What to do -> Your answer should be a single number: the count of lines containing "editing".

Raw records ->
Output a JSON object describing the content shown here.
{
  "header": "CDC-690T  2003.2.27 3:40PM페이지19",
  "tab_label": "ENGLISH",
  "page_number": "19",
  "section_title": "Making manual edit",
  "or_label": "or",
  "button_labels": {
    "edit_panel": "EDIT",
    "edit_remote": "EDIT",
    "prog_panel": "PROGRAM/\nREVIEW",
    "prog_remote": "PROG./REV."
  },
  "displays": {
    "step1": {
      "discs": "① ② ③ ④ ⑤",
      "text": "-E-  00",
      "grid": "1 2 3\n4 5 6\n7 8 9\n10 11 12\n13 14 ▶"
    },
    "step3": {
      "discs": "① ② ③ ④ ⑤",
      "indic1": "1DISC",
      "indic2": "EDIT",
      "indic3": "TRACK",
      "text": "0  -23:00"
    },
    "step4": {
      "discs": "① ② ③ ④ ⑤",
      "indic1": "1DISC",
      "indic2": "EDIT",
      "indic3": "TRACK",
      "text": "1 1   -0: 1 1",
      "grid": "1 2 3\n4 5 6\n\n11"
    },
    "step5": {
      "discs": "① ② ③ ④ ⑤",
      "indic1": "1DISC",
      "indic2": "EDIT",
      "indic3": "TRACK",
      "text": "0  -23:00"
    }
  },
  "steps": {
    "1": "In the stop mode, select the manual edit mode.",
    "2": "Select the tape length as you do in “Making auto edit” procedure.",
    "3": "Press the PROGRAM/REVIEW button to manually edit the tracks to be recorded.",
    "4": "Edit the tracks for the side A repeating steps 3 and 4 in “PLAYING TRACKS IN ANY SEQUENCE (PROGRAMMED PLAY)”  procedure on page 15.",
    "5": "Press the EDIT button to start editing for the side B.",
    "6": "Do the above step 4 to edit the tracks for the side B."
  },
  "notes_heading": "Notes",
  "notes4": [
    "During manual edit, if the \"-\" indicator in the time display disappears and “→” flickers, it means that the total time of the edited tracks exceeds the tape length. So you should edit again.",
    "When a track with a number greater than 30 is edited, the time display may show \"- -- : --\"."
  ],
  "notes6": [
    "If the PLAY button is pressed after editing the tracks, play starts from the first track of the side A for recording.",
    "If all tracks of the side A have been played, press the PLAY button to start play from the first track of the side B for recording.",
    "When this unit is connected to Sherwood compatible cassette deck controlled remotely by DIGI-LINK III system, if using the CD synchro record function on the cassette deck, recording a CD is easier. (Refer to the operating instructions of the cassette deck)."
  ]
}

The answer -> 2